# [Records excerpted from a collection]
********

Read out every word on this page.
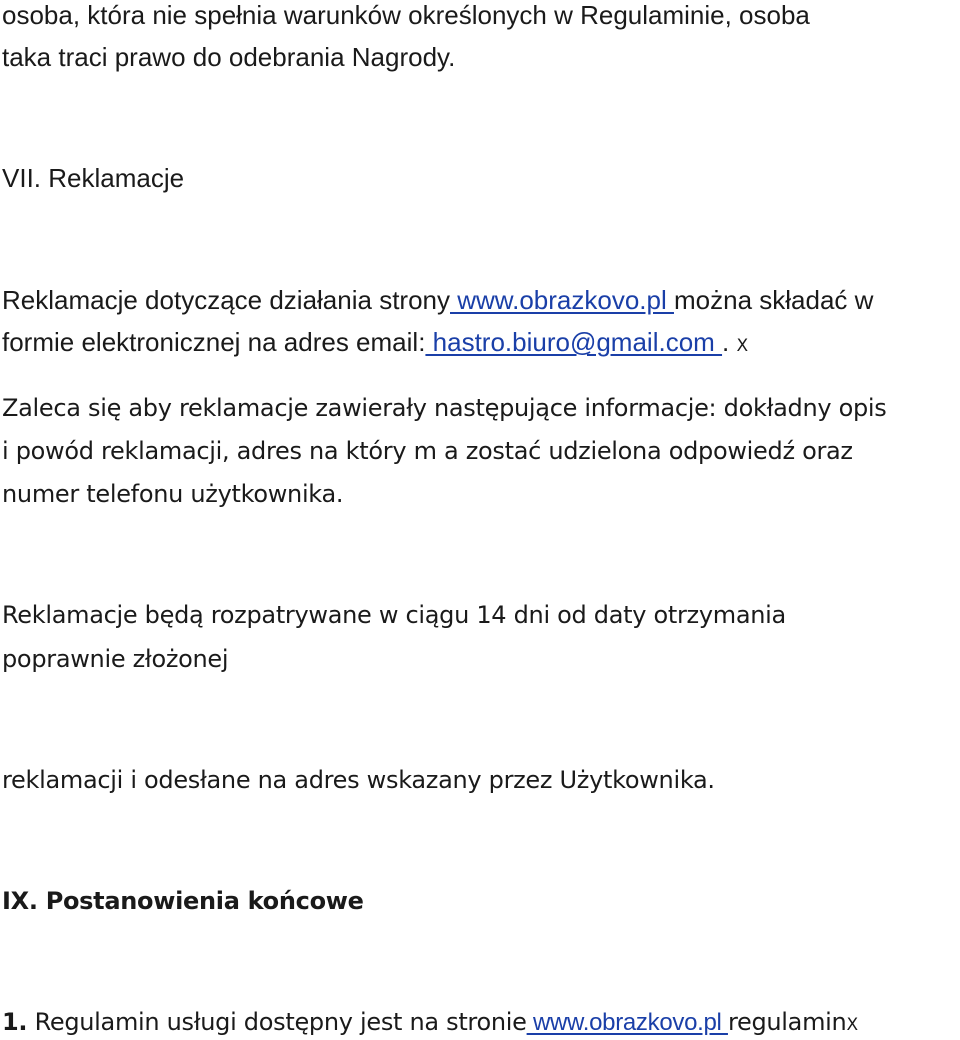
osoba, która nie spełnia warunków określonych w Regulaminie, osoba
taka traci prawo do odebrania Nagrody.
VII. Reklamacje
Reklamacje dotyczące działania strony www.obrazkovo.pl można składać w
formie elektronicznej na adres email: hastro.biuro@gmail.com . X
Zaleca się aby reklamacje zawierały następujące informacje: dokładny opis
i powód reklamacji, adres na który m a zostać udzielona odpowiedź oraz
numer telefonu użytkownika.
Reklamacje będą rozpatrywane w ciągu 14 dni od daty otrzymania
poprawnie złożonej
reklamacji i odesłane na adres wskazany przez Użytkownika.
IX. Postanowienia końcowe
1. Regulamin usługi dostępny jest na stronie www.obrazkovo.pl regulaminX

********

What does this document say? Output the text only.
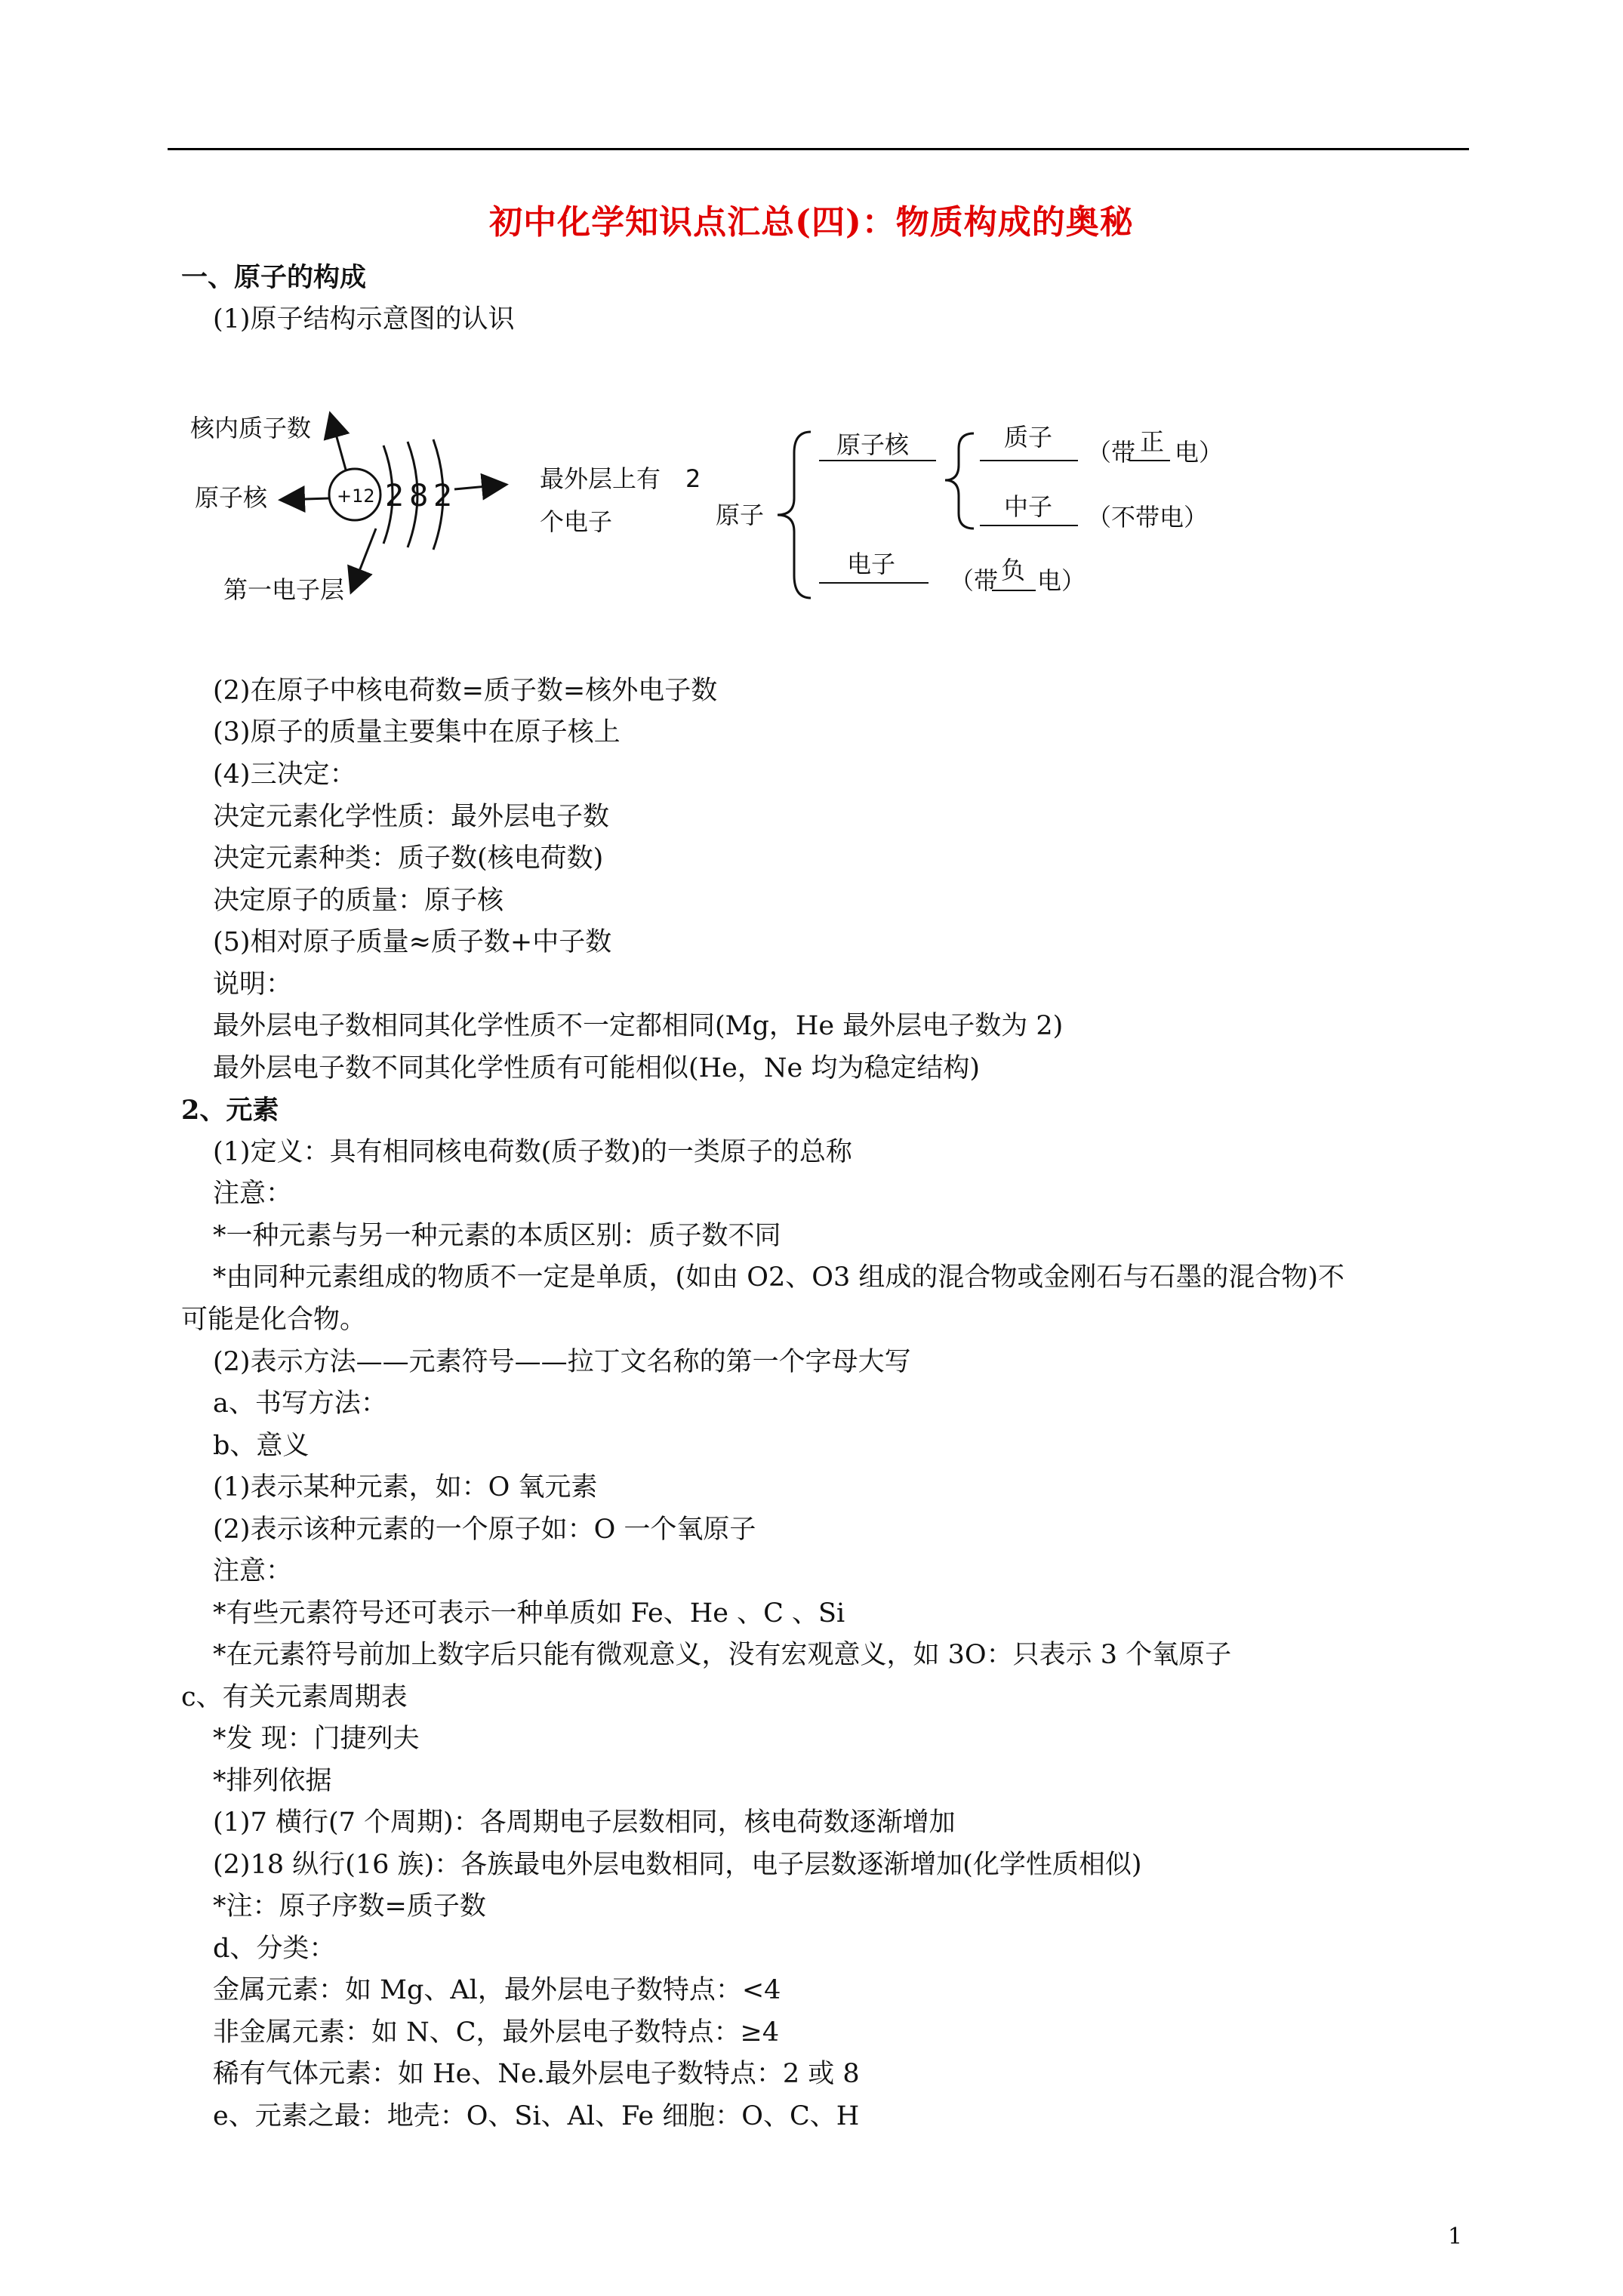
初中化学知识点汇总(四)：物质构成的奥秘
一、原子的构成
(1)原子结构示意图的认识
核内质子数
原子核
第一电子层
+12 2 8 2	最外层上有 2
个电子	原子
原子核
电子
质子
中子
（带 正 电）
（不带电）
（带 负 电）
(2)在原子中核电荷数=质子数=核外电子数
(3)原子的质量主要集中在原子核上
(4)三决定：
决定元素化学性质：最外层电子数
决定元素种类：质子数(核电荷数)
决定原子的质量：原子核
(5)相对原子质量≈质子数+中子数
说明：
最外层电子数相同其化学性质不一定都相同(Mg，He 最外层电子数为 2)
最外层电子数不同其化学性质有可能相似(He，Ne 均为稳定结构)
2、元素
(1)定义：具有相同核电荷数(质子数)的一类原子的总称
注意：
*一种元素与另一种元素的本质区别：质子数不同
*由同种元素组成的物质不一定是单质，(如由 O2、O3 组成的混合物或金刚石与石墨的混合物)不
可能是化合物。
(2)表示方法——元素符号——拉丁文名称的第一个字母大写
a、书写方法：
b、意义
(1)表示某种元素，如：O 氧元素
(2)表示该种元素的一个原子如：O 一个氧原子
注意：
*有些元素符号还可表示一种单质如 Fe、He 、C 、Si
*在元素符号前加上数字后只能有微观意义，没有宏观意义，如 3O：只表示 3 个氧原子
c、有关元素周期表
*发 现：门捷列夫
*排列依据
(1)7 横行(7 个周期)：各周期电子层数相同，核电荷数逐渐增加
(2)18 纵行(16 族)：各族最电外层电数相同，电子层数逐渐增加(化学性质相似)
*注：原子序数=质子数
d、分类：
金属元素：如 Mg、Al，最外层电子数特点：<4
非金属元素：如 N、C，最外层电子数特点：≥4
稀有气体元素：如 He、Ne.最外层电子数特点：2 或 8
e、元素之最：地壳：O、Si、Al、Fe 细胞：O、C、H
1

********

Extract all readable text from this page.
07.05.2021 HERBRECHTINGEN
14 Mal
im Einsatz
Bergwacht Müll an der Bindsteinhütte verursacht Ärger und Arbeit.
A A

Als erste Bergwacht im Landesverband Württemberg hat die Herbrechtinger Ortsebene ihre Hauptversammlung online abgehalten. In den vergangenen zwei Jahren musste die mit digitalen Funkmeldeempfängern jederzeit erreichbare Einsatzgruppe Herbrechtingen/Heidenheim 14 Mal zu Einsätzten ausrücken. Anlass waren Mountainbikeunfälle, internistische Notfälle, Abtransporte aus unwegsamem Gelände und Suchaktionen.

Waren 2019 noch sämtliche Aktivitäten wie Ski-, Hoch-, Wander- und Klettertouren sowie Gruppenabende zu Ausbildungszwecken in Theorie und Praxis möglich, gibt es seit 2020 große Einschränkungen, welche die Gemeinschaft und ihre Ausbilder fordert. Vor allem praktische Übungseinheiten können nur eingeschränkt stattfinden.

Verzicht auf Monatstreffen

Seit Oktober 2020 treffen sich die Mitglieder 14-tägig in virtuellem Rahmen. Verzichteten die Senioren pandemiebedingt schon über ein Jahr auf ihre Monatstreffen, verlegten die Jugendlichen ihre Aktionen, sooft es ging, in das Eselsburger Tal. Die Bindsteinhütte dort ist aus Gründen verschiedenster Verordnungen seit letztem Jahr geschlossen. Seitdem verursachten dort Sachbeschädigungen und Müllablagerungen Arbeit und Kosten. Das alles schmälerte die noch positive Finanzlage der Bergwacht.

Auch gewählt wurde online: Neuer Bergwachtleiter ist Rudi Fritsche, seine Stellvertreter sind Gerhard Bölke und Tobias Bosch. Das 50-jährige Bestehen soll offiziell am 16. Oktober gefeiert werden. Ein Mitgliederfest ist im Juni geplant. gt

********

# [Requirements]
Check each line of the entries above, and show every one holding the word "seit".

# [Written response]
Waren 2019 noch sämtliche Aktivitäten wie Ski-, Hoch-, Wander- und Klettertouren sowie Gruppenabende zu Ausbildungszwecken in Theorie und Praxis möglich, gibt es seit 2020 große Einschränkungen, welche die Gemeinschaft und ihre Ausbilder fordert. Vor allem praktische Übungseinheiten können nur eingeschränkt stattfinden.
Seit Oktober 2020 treffen sich die Mitglieder 14-tägig in virtuellem Rahmen. Verzichteten die Senioren pandemiebedingt schon über ein Jahr auf ihre Monatstreffen, verlegten die Jugendlichen ihre Aktionen, sooft es ging, in das Eselsburger Tal. Die Bindsteinhütte dort ist aus Gründen verschiedenster Verordnungen seit letztem Jahr geschlossen. Seitdem verursachten dort Sachbeschädigungen und Müllablagerungen Arbeit und Kosten. Das alles schmälerte die noch positive Finanzlage der Bergwacht.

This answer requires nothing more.